* What you are asked to do *
Write out all the material exactly. Leave nothing out.

start Record excerpts

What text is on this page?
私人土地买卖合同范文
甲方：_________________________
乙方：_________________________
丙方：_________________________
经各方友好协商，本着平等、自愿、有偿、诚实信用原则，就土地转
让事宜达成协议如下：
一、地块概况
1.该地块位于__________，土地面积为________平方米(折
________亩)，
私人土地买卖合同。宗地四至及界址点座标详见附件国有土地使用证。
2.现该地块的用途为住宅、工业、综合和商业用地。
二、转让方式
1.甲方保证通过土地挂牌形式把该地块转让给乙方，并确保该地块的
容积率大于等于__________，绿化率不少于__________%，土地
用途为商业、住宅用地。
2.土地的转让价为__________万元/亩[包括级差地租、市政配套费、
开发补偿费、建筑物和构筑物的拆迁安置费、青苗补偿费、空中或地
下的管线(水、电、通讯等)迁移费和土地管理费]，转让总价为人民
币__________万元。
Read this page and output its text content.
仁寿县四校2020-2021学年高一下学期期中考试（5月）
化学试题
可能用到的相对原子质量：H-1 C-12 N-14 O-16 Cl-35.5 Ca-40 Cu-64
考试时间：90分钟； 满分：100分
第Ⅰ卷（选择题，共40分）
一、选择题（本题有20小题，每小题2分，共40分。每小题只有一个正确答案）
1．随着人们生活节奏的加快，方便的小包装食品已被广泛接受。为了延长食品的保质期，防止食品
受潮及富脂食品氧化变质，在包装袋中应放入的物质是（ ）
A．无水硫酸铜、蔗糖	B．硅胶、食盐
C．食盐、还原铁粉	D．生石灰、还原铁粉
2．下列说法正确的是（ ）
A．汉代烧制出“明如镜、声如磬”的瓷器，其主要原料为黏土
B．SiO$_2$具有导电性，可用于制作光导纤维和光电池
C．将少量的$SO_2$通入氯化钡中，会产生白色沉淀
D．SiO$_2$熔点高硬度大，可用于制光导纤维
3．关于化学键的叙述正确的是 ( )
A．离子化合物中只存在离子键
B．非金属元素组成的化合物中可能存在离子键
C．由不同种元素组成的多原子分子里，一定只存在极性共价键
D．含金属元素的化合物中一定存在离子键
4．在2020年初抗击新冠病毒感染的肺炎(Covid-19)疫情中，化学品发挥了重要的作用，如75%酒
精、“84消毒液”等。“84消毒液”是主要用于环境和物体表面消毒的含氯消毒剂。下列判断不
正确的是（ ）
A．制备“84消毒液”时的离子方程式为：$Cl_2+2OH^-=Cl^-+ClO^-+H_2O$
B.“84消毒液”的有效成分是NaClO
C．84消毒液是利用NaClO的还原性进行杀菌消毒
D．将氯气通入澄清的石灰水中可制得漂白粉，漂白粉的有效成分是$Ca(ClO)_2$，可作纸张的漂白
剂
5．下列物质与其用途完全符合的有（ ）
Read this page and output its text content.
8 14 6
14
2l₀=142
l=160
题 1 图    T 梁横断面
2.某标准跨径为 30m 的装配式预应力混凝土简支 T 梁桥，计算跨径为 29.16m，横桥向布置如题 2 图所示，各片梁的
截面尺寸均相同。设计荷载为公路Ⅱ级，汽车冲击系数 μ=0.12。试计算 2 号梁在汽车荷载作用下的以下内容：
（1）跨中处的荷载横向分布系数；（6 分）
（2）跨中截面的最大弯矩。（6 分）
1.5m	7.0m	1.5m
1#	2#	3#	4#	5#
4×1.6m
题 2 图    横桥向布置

end Record excerpts

* Output below *
What text is on this page?
私人土地买卖合同范文
甲方：_________________________
乙方：_________________________
丙方：_________________________
经各方友好协商，本着平等、自愿、有偿、诚实信用原则，就土地转
让事宜达成协议如下：
一、地块概况
1.该地块位于__________，土地面积为________平方米(折
________亩)，
私人土地买卖合同。宗地四至及界址点座标详见附件国有土地使用证。
2.现该地块的用途为住宅、工业、综合和商业用地。
二、转让方式
1.甲方保证通过土地挂牌形式把该地块转让给乙方，并确保该地块的
容积率大于等于__________，绿化率不少于__________%，土地
用途为商业、住宅用地。
2.土地的转让价为__________万元/亩[包括级差地租、市政配套费、
开发补偿费、建筑物和构筑物的拆迁安置费、青苗补偿费、空中或地
下的管线(水、电、通讯等)迁移费和土地管理费]，转让总价为人民
币__________万元。
Read this page and output its text content.
仁寿县四校2020-2021学年高一下学期期中考试（5月）
化学试题
可能用到的相对原子质量：H-1 C-12 N-14 O-16 Cl-35.5 Ca-40 Cu-64
考试时间：90分钟； 满分：100分
第Ⅰ卷（选择题，共40分）
一、选择题（本题有20小题，每小题2分，共40分。每小题只有一个正确答案）
1．随着人们生活节奏的加快，方便的小包装食品已被广泛接受。为了延长食品的保质期，防止食品
受潮及富脂食品氧化变质，在包装袋中应放入的物质是（ ）
A．无水硫酸铜、蔗糖	B．硅胶、食盐
C．食盐、还原铁粉	D．生石灰、还原铁粉
2．下列说法正确的是（ ）
A．汉代烧制出“明如镜、声如磬”的瓷器，其主要原料为黏土
B．SiO$_2$具有导电性，可用于制作光导纤维和光电池
C．将少量的$SO_2$通入氯化钡中，会产生白色沉淀
D．SiO$_2$熔点高硬度大，可用于制光导纤维
3．关于化学键的叙述正确的是 ( )
A．离子化合物中只存在离子键
B．非金属元素组成的化合物中可能存在离子键
C．由不同种元素组成的多原子分子里，一定只存在极性共价键
D．含金属元素的化合物中一定存在离子键
4．在2020年初抗击新冠病毒感染的肺炎(Covid-19)疫情中，化学品发挥了重要的作用，如75%酒
精、“84消毒液”等。“84消毒液”是主要用于环境和物体表面消毒的含氯消毒剂。下列判断不
正确的是（ ）
A．制备“84消毒液”时的离子方程式为：$Cl_2+2OH^-=Cl^-+ClO^-+H_2O$
B.“84消毒液”的有效成分是NaClO
C．84消毒液是利用NaClO的还原性进行杀菌消毒
D．将氯气通入澄清的石灰水中可制得漂白粉，漂白粉的有效成分是$Ca(ClO)_2$，可作纸张的漂白
剂
5．下列物质与其用途完全符合的有（ ）
Read this page and output its text content.
8 14 6
14
2l₀=142
l=160
题 1 图    T 梁横断面
2.某标准跨径为 30m 的装配式预应力混凝土简支 T 梁桥，计算跨径为 29.16m，横桥向布置如题 2 图所示，各片梁的
截面尺寸均相同。设计荷载为公路Ⅱ级，汽车冲击系数 μ=0.12。试计算 2 号梁在汽车荷载作用下的以下内容：
（1）跨中处的荷载横向分布系数；（6 分）
（2）跨中截面的最大弯矩。（6 分）
1.5m	7.0m	1.5m
1#	2#	3#	4#	5#
4×1.6m
题 2 图    横桥向布置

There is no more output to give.